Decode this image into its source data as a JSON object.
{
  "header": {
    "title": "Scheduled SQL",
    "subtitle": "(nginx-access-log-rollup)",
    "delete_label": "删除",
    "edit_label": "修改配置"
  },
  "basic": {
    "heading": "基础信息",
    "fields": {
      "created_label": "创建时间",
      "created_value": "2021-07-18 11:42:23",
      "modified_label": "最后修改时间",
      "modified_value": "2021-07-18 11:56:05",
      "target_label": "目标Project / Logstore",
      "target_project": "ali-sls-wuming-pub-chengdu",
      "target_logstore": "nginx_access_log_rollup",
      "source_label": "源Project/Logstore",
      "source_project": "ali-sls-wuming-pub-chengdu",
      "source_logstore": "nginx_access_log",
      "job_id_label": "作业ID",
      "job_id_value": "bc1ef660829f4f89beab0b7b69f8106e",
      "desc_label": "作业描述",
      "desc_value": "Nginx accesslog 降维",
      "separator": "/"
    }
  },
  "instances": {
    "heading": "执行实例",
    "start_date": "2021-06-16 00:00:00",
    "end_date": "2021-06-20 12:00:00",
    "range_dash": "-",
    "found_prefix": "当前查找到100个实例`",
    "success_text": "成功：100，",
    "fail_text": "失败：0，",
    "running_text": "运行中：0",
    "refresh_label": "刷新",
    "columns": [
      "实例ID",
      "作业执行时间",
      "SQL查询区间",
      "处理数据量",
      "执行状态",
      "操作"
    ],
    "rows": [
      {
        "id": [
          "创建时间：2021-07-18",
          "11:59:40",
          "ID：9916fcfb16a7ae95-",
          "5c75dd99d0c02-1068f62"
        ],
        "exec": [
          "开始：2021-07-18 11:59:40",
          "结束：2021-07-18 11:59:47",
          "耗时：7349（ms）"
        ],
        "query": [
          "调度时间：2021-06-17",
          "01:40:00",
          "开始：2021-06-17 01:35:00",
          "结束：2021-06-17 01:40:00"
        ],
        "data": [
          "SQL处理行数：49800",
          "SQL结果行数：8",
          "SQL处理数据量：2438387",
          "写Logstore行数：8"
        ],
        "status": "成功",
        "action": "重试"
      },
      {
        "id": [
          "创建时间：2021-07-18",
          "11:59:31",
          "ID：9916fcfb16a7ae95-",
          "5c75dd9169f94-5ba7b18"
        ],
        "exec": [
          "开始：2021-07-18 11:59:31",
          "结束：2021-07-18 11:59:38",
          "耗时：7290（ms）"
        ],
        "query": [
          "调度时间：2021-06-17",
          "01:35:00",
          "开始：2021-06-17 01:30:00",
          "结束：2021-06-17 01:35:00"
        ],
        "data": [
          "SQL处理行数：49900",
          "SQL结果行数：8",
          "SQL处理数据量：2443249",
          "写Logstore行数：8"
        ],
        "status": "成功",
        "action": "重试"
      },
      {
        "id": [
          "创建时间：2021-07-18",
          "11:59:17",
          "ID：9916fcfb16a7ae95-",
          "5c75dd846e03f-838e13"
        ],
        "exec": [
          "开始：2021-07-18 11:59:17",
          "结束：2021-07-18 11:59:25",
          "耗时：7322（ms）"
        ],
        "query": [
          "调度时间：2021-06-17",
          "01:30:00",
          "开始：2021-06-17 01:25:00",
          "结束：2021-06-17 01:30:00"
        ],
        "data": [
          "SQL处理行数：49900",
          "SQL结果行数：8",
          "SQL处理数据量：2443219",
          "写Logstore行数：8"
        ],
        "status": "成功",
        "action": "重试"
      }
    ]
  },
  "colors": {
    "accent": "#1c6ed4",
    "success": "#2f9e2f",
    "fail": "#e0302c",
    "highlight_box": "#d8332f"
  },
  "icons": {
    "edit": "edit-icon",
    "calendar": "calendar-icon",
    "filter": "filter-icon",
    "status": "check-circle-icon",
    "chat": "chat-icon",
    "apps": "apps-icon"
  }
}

Stated goal: Return every line above in which the string "wuming" occurs.

Task output:
      "target_project": "ali-sls-wuming-pub-chengdu",
      "source_project": "ali-sls-wuming-pub-chengdu",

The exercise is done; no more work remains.